**Stored data entries**
— START —

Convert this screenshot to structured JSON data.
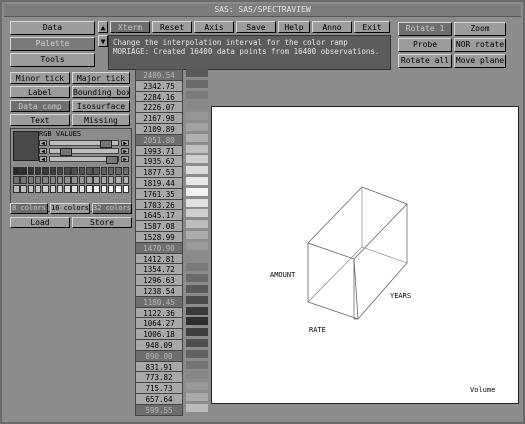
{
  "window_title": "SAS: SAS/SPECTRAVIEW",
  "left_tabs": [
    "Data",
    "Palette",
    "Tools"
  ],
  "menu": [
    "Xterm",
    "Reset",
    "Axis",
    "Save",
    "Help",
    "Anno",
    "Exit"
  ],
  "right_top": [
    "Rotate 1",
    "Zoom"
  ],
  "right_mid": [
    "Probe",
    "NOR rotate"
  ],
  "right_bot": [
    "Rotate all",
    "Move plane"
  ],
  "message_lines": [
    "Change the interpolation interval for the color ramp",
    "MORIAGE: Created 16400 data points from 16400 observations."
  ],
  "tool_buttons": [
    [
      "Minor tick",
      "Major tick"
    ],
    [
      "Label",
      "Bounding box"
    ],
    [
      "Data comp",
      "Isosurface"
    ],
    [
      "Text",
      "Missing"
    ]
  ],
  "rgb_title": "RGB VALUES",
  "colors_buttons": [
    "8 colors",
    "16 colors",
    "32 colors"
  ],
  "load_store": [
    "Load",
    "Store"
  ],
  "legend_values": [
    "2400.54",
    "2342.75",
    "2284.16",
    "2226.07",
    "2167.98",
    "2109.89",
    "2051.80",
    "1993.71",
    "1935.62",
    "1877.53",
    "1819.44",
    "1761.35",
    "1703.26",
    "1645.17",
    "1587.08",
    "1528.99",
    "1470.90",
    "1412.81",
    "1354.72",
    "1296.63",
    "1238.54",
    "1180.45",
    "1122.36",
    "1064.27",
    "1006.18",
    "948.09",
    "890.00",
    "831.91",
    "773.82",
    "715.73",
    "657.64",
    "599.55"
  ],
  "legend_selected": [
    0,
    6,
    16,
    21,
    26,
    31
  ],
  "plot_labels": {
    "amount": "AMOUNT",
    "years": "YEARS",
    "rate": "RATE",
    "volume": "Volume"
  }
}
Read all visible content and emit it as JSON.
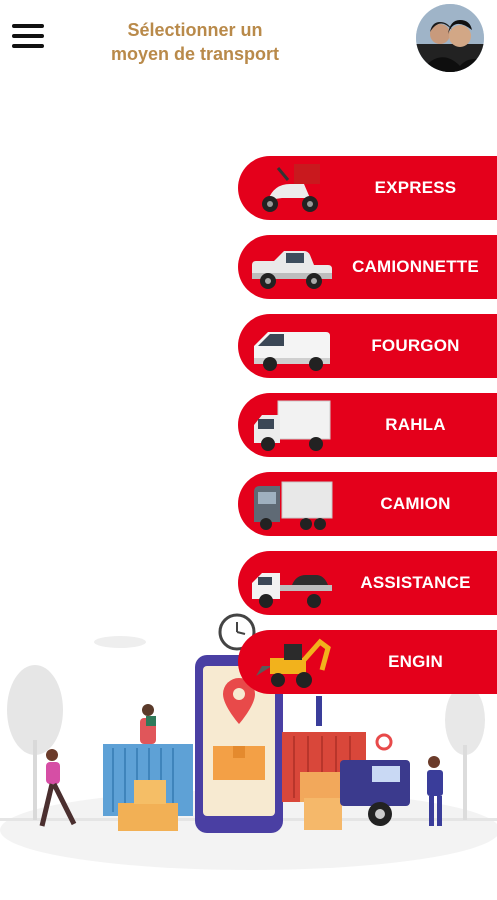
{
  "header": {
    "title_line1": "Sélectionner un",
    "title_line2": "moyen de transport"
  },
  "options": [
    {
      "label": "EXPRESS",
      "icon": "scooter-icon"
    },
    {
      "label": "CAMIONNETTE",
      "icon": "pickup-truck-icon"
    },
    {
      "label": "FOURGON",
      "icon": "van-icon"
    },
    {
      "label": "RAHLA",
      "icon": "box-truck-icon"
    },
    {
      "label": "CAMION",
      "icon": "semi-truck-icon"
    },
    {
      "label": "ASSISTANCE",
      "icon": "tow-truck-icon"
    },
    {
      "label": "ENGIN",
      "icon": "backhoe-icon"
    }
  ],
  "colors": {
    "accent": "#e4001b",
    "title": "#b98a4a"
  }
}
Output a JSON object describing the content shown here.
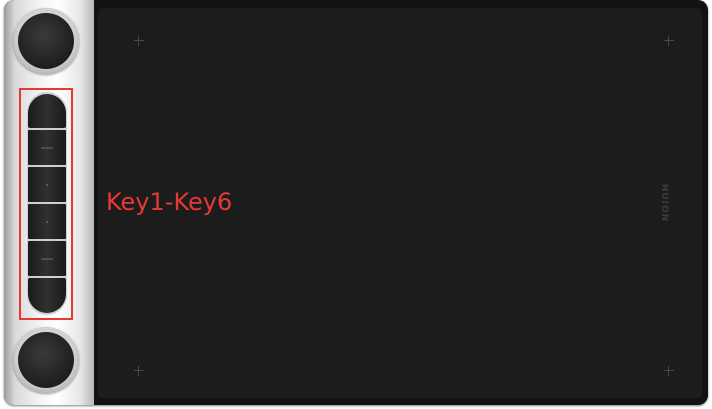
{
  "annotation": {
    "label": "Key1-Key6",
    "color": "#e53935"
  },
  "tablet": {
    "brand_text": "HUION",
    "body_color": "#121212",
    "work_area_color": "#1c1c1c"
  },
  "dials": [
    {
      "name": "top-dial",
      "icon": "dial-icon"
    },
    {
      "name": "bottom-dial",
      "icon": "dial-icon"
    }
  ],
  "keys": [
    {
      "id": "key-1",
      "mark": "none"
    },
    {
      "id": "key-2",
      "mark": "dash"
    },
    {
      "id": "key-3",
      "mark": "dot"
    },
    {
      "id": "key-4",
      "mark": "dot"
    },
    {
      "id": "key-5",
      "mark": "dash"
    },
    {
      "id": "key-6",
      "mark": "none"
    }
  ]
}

— END —

**Objective**
List all lines from the entries that include the word "JSON".

**Reply**
Convert this screenshot to structured JSON data.
Read all visible content and emit it as JSON.
Output a JSON object describing the content shown here.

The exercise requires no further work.